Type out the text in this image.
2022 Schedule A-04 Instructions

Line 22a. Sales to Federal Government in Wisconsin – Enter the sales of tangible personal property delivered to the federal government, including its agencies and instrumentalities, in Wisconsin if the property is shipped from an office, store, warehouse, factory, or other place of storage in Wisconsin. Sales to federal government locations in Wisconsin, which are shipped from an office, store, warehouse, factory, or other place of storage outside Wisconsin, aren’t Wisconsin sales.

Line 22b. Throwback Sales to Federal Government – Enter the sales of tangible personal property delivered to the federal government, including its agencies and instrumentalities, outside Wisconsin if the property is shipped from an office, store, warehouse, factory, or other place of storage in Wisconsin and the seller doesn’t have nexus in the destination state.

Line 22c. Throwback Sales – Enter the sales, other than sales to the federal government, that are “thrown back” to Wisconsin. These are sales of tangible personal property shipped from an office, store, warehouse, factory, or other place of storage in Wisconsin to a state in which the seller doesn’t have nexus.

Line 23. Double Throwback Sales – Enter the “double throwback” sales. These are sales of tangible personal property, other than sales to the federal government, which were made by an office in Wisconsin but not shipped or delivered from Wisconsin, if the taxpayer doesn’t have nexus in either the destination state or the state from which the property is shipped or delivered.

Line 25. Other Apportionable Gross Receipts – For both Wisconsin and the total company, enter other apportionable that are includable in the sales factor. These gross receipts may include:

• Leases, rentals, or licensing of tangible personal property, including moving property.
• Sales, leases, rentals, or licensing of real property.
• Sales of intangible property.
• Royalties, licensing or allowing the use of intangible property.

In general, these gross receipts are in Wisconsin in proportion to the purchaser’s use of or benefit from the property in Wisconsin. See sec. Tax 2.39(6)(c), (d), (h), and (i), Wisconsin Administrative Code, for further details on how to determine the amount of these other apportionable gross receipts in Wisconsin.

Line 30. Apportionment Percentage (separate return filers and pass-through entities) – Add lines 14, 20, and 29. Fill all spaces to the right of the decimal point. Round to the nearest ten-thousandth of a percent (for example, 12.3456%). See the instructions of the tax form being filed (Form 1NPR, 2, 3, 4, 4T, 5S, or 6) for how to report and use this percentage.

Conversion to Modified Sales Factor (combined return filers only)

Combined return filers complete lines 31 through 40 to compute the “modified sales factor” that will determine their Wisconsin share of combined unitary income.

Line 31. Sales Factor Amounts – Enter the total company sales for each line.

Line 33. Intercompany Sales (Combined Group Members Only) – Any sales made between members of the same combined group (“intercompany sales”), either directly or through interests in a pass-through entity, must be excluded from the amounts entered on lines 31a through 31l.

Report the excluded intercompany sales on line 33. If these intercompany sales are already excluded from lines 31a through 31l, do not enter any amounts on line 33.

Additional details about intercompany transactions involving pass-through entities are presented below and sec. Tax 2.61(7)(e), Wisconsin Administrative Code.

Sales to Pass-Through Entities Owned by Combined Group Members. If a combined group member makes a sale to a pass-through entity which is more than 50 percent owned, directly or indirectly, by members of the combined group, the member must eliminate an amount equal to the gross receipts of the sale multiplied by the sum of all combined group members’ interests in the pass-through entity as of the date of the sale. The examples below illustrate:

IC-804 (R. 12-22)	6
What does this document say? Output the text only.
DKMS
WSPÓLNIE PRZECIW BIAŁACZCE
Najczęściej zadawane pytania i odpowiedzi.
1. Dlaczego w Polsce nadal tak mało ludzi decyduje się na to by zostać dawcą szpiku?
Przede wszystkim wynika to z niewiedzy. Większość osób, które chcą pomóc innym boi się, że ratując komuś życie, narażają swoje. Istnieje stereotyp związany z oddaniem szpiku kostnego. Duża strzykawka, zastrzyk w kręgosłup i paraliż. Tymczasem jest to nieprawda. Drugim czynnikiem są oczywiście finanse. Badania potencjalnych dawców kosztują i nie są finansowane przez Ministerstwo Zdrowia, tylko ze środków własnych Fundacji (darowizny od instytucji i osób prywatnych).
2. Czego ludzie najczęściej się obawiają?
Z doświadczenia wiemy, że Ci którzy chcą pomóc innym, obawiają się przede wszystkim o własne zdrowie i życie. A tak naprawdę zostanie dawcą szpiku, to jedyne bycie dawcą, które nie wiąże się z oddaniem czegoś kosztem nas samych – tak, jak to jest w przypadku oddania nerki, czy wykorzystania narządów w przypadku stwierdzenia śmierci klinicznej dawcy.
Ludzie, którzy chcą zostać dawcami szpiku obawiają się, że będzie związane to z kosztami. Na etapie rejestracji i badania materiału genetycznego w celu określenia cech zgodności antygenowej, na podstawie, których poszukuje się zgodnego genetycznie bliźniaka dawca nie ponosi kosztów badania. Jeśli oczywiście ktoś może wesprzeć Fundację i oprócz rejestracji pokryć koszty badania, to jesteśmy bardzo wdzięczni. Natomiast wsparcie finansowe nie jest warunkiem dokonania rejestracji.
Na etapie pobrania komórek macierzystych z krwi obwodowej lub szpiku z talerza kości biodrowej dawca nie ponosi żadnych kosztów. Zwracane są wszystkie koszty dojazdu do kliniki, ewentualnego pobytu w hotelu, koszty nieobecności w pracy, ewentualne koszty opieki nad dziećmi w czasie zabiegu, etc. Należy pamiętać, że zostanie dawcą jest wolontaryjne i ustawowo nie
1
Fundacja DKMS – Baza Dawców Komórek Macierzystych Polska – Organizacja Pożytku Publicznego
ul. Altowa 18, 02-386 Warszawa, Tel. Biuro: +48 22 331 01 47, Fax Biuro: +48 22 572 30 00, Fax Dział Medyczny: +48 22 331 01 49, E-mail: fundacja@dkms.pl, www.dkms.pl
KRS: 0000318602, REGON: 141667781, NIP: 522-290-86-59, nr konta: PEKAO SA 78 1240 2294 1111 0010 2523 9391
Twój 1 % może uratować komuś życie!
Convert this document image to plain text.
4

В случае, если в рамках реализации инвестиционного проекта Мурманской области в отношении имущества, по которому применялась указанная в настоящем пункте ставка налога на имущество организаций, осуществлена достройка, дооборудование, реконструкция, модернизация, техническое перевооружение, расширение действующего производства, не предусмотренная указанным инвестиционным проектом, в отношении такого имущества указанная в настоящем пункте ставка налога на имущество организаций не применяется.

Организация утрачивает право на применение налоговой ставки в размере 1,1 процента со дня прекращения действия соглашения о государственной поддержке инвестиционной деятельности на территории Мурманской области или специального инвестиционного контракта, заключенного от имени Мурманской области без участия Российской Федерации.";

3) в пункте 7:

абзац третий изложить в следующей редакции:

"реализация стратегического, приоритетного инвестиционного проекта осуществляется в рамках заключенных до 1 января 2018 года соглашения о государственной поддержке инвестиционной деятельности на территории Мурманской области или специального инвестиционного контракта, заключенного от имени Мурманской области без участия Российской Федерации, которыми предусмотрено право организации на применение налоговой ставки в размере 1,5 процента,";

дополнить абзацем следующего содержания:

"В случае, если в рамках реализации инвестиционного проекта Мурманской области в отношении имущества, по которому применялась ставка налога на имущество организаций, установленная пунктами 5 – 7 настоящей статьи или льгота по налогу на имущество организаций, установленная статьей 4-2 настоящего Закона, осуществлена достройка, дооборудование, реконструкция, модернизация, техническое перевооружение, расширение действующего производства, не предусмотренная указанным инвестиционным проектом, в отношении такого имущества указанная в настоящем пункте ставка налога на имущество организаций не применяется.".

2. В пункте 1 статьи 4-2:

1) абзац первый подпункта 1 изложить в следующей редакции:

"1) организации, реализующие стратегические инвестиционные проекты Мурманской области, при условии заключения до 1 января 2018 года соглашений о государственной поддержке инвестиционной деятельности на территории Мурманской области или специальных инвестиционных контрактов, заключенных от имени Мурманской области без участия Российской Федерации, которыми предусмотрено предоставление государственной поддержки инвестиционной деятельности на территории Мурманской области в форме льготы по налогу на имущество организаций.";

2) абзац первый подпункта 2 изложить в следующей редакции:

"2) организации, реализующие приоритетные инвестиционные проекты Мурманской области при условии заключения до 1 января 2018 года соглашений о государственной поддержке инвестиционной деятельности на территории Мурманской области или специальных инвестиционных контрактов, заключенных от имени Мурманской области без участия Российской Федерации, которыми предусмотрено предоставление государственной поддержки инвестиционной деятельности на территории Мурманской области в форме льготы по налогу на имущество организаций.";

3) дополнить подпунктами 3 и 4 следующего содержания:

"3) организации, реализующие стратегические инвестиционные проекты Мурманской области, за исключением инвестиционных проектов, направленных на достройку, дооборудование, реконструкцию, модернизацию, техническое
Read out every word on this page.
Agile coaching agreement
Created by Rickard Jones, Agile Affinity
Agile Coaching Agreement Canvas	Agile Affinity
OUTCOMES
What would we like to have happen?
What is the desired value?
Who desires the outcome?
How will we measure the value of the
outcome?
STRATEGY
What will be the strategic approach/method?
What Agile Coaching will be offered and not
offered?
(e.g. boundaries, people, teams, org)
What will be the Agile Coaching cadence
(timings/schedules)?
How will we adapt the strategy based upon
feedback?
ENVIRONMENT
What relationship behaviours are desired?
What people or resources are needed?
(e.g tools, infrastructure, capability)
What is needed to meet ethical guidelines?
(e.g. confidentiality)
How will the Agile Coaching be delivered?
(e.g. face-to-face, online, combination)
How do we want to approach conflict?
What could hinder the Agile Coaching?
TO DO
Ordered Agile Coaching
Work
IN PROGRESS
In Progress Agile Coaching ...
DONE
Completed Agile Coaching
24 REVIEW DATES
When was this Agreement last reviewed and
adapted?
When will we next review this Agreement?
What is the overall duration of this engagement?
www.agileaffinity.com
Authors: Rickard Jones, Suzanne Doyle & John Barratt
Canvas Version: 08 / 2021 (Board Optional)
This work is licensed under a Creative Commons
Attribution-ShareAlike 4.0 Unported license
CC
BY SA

################

> **The request**
Which lines contain the word "первый"? Copy each of them.

> **Final result**
1) абзац первый подпункта 1 изложить в следующей редакции:
2) абзац первый подпункта 2 изложить в следующей редакции:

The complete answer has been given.